All records must be quoted exactly. Omit the pictures.

--- Start Data supplied ---

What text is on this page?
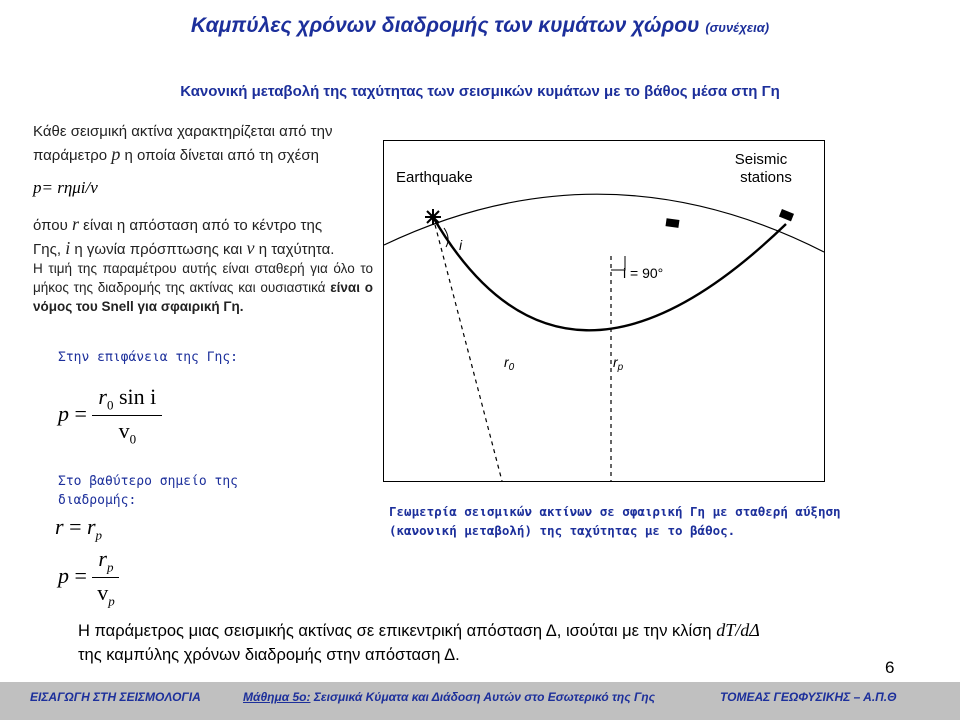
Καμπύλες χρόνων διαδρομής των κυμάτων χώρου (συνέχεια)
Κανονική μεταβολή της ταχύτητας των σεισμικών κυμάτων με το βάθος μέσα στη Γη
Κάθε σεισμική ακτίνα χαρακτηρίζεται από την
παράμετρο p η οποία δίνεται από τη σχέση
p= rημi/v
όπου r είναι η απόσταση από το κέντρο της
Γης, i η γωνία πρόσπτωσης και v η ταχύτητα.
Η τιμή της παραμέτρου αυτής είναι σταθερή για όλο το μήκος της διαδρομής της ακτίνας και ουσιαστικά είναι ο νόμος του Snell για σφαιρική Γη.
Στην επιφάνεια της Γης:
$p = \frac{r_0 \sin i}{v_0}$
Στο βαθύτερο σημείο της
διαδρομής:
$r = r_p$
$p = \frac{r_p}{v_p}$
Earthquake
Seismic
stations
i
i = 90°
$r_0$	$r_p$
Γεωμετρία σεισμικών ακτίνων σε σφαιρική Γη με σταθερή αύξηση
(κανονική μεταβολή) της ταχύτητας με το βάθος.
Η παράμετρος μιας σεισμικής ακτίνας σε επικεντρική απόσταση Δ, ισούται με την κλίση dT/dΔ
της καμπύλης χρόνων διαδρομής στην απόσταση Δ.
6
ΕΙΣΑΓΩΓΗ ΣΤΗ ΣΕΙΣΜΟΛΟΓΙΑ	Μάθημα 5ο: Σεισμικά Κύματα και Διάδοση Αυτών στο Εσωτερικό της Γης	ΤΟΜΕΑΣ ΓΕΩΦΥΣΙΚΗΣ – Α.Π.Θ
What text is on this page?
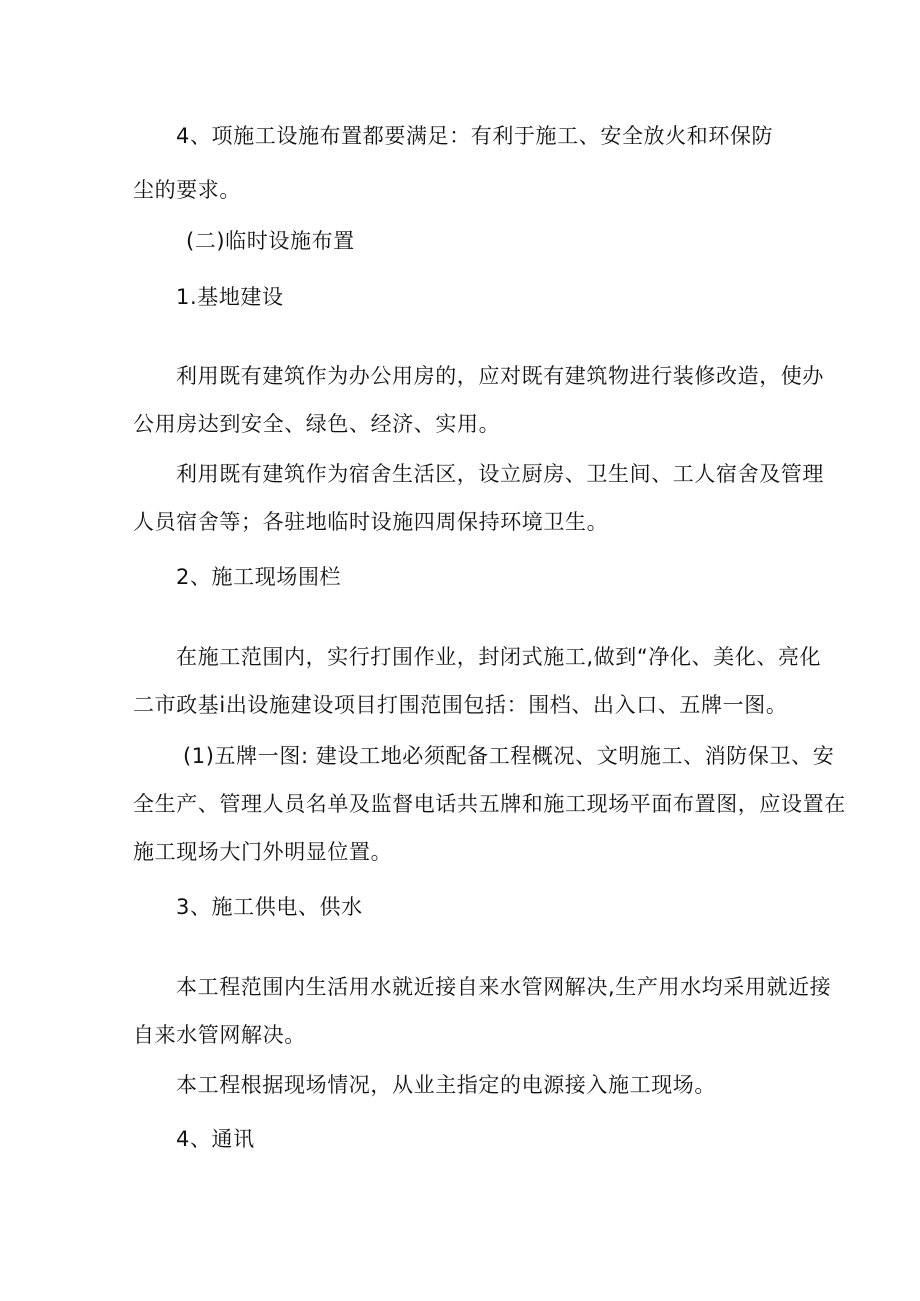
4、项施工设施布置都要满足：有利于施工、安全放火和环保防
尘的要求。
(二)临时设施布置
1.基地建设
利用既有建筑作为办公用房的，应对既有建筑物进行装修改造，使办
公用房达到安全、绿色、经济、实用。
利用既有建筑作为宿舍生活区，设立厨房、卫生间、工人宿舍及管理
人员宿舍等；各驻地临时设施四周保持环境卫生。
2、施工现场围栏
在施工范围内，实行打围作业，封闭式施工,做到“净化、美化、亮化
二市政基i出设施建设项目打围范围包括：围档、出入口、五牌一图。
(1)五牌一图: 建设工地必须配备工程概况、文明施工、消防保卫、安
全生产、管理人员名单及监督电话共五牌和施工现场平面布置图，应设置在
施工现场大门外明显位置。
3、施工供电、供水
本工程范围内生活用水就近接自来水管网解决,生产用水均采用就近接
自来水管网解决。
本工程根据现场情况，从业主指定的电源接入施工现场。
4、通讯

--- End Data supplied ---

** Answer to the exercise **
What text is on this page?
Καμπύλες χρόνων διαδρομής των κυμάτων χώρου (συνέχεια)
Κανονική μεταβολή της ταχύτητας των σεισμικών κυμάτων με το βάθος μέσα στη Γη
Κάθε σεισμική ακτίνα χαρακτηρίζεται από την
παράμετρο p η οποία δίνεται από τη σχέση
p= rημi/v
όπου r είναι η απόσταση από το κέντρο της
Γης, i η γωνία πρόσπτωσης και v η ταχύτητα.
Η τιμή της παραμέτρου αυτής είναι σταθερή για όλο το μήκος της διαδρομής της ακτίνας και ουσιαστικά είναι ο νόμος του Snell για σφαιρική Γη.
Στην επιφάνεια της Γης:
$p = \frac{r_0 \sin i}{v_0}$
Στο βαθύτερο σημείο της
διαδρομής:
$r = r_p$
$p = \frac{r_p}{v_p}$
Earthquake
Seismic
stations
i
i = 90°
$r_0$	$r_p$
Γεωμετρία σεισμικών ακτίνων σε σφαιρική Γη με σταθερή αύξηση
(κανονική μεταβολή) της ταχύτητας με το βάθος.
Η παράμετρος μιας σεισμικής ακτίνας σε επικεντρική απόσταση Δ, ισούται με την κλίση dT/dΔ
της καμπύλης χρόνων διαδρομής στην απόσταση Δ.
6
ΕΙΣΑΓΩΓΗ ΣΤΗ ΣΕΙΣΜΟΛΟΓΙΑ	Μάθημα 5ο: Σεισμικά Κύματα και Διάδοση Αυτών στο Εσωτερικό της Γης	ΤΟΜΕΑΣ ΓΕΩΦΥΣΙΚΗΣ – Α.Π.Θ
What text is on this page?
4、项施工设施布置都要满足：有利于施工、安全放火和环保防
尘的要求。
(二)临时设施布置
1.基地建设
利用既有建筑作为办公用房的，应对既有建筑物进行装修改造，使办
公用房达到安全、绿色、经济、实用。
利用既有建筑作为宿舍生活区，设立厨房、卫生间、工人宿舍及管理
人员宿舍等；各驻地临时设施四周保持环境卫生。
2、施工现场围栏
在施工范围内，实行打围作业，封闭式施工,做到“净化、美化、亮化
二市政基i出设施建设项目打围范围包括：围档、出入口、五牌一图。
(1)五牌一图: 建设工地必须配备工程概况、文明施工、消防保卫、安
全生产、管理人员名单及监督电话共五牌和施工现场平面布置图，应设置在
施工现场大门外明显位置。
3、施工供电、供水
本工程范围内生活用水就近接自来水管网解决,生产用水均采用就近接
自来水管网解决。
本工程根据现场情况，从业主指定的电源接入施工现场。
4、通讯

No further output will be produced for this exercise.